# GIVEN TASK:
Copy the following lines word for word, all of them, without changing anything.

* BEGIN SOURCE DATA *

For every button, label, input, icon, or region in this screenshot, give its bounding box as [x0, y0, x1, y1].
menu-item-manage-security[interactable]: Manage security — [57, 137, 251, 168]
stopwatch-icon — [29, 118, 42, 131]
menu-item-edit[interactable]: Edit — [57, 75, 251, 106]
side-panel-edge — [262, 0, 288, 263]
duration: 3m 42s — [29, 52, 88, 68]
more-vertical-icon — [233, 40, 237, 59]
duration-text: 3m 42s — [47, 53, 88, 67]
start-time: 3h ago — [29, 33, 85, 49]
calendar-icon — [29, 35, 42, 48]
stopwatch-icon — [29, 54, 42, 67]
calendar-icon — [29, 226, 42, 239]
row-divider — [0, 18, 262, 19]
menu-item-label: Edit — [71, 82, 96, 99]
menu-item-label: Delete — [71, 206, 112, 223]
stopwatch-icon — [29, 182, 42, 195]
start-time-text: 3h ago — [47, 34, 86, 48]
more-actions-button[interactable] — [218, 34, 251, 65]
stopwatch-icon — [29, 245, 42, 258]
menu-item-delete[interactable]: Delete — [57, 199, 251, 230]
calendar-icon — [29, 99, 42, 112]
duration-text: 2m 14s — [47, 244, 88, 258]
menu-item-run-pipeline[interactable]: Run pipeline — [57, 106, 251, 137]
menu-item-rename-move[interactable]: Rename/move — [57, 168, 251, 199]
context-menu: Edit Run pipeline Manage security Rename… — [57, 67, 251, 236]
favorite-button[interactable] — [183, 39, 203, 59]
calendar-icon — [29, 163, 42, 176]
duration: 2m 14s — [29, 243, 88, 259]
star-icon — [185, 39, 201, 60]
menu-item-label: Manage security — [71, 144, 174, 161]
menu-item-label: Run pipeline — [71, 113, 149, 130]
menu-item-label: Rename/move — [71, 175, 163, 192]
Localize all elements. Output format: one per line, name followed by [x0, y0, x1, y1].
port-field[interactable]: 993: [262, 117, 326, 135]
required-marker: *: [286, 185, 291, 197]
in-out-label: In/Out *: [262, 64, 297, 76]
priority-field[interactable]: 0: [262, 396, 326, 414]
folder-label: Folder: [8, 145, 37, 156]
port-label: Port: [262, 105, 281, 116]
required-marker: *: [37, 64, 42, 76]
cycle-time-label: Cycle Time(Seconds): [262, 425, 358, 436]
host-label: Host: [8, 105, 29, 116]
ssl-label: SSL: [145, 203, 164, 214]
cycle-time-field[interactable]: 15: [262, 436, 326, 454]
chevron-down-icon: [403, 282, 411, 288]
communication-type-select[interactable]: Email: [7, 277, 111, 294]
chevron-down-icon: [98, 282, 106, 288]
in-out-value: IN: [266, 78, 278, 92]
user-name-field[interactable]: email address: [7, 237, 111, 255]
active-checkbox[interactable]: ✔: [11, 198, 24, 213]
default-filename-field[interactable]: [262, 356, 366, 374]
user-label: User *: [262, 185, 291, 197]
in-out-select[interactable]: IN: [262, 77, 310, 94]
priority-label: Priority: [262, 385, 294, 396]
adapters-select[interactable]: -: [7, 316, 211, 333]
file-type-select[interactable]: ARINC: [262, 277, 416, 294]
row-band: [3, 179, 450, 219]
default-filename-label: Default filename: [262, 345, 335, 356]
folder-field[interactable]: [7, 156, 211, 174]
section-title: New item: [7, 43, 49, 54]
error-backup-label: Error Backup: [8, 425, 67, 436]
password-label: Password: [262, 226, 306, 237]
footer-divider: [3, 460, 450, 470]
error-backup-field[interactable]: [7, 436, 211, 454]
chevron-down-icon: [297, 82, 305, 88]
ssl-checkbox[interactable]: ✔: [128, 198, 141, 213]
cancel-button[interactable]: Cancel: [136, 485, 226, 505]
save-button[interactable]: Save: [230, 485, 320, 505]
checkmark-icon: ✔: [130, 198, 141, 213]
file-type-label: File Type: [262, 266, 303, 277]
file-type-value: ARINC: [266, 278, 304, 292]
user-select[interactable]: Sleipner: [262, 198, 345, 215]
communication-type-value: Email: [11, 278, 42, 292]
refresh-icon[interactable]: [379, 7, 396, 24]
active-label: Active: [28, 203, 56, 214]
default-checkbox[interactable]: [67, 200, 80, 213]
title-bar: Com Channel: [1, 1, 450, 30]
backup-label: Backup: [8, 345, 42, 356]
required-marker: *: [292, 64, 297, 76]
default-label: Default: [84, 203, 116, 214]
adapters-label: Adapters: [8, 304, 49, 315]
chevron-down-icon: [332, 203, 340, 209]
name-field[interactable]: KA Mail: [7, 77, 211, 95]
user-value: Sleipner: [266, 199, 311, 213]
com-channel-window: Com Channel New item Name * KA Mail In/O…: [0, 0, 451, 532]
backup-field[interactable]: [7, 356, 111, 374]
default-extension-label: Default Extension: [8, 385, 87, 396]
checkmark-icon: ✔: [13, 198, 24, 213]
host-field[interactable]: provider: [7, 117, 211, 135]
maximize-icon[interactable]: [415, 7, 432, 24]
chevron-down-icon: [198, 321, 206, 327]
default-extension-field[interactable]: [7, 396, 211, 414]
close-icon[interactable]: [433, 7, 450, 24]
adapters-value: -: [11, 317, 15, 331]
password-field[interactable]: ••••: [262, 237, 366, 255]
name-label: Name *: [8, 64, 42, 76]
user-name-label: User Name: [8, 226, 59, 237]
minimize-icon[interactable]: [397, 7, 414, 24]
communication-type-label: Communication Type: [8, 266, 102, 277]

* END SOURCE DATA *

# OUTPUT OF THE TASK:
For every button, label, input, icon, or region in this screenshot, give its bounding box as [x0, y0, x1, y1].
menu-item-manage-security[interactable]: Manage security — [57, 137, 251, 168]
stopwatch-icon — [29, 118, 42, 131]
menu-item-edit[interactable]: Edit — [57, 75, 251, 106]
side-panel-edge — [262, 0, 288, 263]
duration: 3m 42s — [29, 52, 88, 68]
more-vertical-icon — [233, 40, 237, 59]
duration-text: 3m 42s — [47, 53, 88, 67]
start-time: 3h ago — [29, 33, 85, 49]
calendar-icon — [29, 35, 42, 48]
stopwatch-icon — [29, 54, 42, 67]
calendar-icon — [29, 226, 42, 239]
row-divider — [0, 18, 262, 19]
menu-item-label: Edit — [71, 82, 96, 99]
menu-item-label: Delete — [71, 206, 112, 223]
stopwatch-icon — [29, 182, 42, 195]
start-time-text: 3h ago — [47, 34, 86, 48]
more-actions-button[interactable] — [218, 34, 251, 65]
stopwatch-icon — [29, 245, 42, 258]
menu-item-delete[interactable]: Delete — [57, 199, 251, 230]
calendar-icon — [29, 99, 42, 112]
duration-text: 2m 14s — [47, 244, 88, 258]
menu-item-run-pipeline[interactable]: Run pipeline — [57, 106, 251, 137]
menu-item-rename-move[interactable]: Rename/move — [57, 168, 251, 199]
context-menu: Edit Run pipeline Manage security Rename… — [57, 67, 251, 236]
favorite-button[interactable] — [183, 39, 203, 59]
calendar-icon — [29, 163, 42, 176]
duration: 2m 14s — [29, 243, 88, 259]
star-icon — [185, 39, 201, 60]
menu-item-label: Manage security — [71, 144, 174, 161]
menu-item-label: Run pipeline — [71, 113, 149, 130]
menu-item-label: Rename/move — [71, 175, 163, 192]
Localize all elements. Output format: one per line, name followed by [x0, y0, x1, y1].
port-field[interactable]: 993: [262, 117, 326, 135]
required-marker: *: [286, 185, 291, 197]
in-out-label: In/Out *: [262, 64, 297, 76]
priority-field[interactable]: 0: [262, 396, 326, 414]
folder-label: Folder: [8, 145, 37, 156]
port-label: Port: [262, 105, 281, 116]
required-marker: *: [37, 64, 42, 76]
cycle-time-label: Cycle Time(Seconds): [262, 425, 358, 436]
host-label: Host: [8, 105, 29, 116]
ssl-label: SSL: [145, 203, 164, 214]
cycle-time-field[interactable]: 15: [262, 436, 326, 454]
chevron-down-icon: [403, 282, 411, 288]
communication-type-select[interactable]: Email: [7, 277, 111, 294]
chevron-down-icon: [98, 282, 106, 288]
in-out-value: IN: [266, 78, 278, 92]
user-name-field[interactable]: email address: [7, 237, 111, 255]
active-checkbox[interactable]: ✔: [11, 198, 24, 213]
default-filename-field[interactable]: [262, 356, 366, 374]
user-label: User *: [262, 185, 291, 197]
in-out-select[interactable]: IN: [262, 77, 310, 94]
priority-label: Priority: [262, 385, 294, 396]
adapters-select[interactable]: -: [7, 316, 211, 333]
file-type-select[interactable]: ARINC: [262, 277, 416, 294]
row-band: [3, 179, 450, 219]
default-filename-label: Default filename: [262, 345, 335, 356]
folder-field[interactable]: [7, 156, 211, 174]
section-title: New item: [7, 43, 49, 54]
error-backup-label: Error Backup: [8, 425, 67, 436]
password-label: Password: [262, 226, 306, 237]
footer-divider: [3, 460, 450, 470]
error-backup-field[interactable]: [7, 436, 211, 454]
chevron-down-icon: [297, 82, 305, 88]
ssl-checkbox[interactable]: ✔: [128, 198, 141, 213]
cancel-button[interactable]: Cancel: [136, 485, 226, 505]
save-button[interactable]: Save: [230, 485, 320, 505]
checkmark-icon: ✔: [130, 198, 141, 213]
file-type-label: File Type: [262, 266, 303, 277]
file-type-value: ARINC: [266, 278, 304, 292]
user-select[interactable]: Sleipner: [262, 198, 345, 215]
communication-type-value: Email: [11, 278, 42, 292]
refresh-icon[interactable]: [379, 7, 396, 24]
active-label: Active: [28, 203, 56, 214]
default-checkbox[interactable]: [67, 200, 80, 213]
title-bar: Com Channel: [1, 1, 450, 30]
backup-label: Backup: [8, 345, 42, 356]
required-marker: *: [292, 64, 297, 76]
default-label: Default: [84, 203, 116, 214]
adapters-label: Adapters: [8, 304, 49, 315]
chevron-down-icon: [332, 203, 340, 209]
name-field[interactable]: KA Mail: [7, 77, 211, 95]
user-value: Sleipner: [266, 199, 311, 213]
com-channel-window: Com Channel New item Name * KA Mail In/O…: [0, 0, 451, 532]
backup-field[interactable]: [7, 356, 111, 374]
default-extension-label: Default Extension: [8, 385, 87, 396]
checkmark-icon: ✔: [13, 198, 24, 213]
host-field[interactable]: provider: [7, 117, 211, 135]
maximize-icon[interactable]: [415, 7, 432, 24]
chevron-down-icon: [198, 321, 206, 327]
default-extension-field[interactable]: [7, 396, 211, 414]
close-icon[interactable]: [433, 7, 450, 24]
adapters-value: -: [11, 317, 15, 331]
password-field[interactable]: ••••: [262, 237, 366, 255]
name-label: Name *: [8, 64, 42, 76]
user-name-label: User Name: [8, 226, 59, 237]
minimize-icon[interactable]: [397, 7, 414, 24]
communication-type-label: Communication Type: [8, 266, 102, 277]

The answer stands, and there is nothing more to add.